* [SHORT PROBLEM] For each line below that contains the string "Voorjaar", copy that line.

* [RECORD LIST]
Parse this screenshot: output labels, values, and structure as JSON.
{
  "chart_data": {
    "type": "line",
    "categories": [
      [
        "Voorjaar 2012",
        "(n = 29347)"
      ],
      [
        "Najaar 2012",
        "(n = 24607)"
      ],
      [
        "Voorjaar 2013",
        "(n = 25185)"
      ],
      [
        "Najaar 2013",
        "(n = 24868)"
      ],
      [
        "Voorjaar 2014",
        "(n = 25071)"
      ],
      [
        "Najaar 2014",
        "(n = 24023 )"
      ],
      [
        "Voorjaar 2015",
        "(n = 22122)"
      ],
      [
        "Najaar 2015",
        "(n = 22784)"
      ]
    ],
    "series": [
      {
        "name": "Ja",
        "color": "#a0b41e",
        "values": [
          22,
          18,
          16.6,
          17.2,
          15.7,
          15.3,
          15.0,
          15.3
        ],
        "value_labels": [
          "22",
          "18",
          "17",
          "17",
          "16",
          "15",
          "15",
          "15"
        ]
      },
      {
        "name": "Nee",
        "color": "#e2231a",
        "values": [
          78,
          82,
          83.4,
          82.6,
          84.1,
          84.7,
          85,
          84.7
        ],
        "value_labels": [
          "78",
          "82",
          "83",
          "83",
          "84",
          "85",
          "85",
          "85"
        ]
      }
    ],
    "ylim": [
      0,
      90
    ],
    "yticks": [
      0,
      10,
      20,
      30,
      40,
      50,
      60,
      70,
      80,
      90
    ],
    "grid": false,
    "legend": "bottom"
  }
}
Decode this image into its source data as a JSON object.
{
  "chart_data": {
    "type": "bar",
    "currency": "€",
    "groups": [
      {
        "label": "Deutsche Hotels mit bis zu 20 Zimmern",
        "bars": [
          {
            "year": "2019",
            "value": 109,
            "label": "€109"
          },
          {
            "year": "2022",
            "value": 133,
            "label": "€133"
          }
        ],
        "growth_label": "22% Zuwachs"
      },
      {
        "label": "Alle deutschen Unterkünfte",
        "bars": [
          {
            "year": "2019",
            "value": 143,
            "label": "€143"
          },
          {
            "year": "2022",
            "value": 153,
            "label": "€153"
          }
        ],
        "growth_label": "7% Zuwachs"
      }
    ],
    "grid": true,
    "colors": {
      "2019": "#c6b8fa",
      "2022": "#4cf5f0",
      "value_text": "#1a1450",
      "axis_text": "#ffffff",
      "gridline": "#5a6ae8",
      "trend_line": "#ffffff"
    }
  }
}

* [RESULT]
        "Voorjaar 2012",
        "Voorjaar 2013",
        "Voorjaar 2014",
        "Voorjaar 2015",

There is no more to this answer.